#### [Directions]
Every line holding the string "вымени" should be gathered.

#### [Provided records]
[start]

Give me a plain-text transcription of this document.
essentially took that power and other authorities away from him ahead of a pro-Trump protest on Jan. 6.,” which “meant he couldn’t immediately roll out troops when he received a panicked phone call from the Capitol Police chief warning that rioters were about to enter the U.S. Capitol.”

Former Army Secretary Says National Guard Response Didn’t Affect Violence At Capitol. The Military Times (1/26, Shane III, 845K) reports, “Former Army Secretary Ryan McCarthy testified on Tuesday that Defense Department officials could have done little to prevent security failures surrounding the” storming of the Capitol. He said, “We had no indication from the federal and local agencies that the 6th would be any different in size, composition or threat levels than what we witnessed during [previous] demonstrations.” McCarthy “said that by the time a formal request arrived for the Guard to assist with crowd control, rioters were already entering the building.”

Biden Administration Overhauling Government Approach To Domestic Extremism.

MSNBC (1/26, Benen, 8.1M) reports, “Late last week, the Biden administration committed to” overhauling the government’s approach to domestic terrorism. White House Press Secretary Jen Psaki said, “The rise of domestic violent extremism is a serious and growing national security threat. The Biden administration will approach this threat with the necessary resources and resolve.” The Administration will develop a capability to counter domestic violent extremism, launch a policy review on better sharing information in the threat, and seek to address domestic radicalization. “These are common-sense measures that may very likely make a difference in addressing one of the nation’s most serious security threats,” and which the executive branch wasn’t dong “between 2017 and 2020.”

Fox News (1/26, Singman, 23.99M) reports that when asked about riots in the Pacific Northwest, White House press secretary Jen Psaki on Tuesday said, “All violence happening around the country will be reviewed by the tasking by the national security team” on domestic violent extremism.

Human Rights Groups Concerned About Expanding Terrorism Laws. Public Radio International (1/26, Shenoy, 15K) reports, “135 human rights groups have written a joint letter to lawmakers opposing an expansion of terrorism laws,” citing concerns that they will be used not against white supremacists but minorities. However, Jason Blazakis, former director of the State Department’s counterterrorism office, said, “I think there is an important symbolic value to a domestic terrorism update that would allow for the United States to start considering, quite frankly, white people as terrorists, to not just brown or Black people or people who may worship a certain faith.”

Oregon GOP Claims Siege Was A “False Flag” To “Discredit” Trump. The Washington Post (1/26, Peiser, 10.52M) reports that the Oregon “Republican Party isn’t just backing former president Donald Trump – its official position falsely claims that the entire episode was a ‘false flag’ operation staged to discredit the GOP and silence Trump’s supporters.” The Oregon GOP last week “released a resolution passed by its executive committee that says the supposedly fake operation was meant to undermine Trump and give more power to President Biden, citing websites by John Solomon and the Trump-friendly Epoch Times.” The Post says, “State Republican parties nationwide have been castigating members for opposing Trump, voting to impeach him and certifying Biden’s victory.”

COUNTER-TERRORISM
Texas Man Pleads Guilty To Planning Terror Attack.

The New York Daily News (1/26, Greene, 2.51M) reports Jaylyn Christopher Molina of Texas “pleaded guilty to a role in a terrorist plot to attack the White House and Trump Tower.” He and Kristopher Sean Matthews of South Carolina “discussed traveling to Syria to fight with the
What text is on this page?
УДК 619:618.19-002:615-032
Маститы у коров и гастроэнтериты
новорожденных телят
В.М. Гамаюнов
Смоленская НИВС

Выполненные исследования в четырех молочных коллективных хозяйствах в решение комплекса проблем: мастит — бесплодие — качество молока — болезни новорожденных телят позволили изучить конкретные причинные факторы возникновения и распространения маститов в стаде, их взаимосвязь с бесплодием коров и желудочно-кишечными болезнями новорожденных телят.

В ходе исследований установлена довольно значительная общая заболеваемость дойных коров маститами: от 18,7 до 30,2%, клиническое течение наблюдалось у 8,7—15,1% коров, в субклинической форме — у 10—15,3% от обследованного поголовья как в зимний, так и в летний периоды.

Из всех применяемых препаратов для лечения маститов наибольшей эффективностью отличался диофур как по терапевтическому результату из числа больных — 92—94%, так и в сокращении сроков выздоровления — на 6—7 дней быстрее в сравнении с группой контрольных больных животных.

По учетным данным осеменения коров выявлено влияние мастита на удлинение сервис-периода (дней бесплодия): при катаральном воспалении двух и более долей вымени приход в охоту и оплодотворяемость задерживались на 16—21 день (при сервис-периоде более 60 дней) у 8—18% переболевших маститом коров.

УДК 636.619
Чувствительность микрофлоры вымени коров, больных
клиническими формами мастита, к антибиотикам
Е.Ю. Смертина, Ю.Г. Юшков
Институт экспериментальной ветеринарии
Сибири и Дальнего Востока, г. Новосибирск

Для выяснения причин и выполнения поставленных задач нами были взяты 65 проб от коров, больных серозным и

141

[end]

#### [Answer to this exercise]
По учетным данным осеменения коров выявлено влияние мастита на удлинение сервис-периода (дней бесплодия): при катаральном воспалении двух и более долей вымени приход в охоту и оплодотворяемость задерживались на 16—21 день (при сервис-периоде более 60 дней) у 8—18% переболевших маститом коров.
Чувствительность микрофлоры вымени коров, больных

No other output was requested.